Dataset excerpt:

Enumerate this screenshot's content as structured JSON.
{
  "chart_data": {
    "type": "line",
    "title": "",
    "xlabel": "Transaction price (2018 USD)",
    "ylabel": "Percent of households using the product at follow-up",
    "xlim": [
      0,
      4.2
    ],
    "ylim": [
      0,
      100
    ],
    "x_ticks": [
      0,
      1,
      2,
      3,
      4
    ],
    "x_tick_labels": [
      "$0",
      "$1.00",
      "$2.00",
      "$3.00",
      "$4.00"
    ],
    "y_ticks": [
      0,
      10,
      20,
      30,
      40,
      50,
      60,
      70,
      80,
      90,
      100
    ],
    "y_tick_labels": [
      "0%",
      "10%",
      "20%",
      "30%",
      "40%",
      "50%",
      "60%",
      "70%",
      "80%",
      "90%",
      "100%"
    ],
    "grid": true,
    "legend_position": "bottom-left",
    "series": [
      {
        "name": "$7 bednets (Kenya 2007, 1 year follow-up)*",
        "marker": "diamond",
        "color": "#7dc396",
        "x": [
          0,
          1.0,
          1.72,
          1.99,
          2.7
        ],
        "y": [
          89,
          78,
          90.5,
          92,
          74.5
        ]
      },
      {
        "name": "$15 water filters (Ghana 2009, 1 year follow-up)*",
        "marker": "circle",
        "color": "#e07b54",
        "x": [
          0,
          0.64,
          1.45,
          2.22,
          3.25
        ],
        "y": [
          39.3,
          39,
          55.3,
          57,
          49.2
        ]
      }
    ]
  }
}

WORK TO COMPLETE:
Only the number is wanted: how many lines above include the word "name"?

WRITTEN REPLY:
2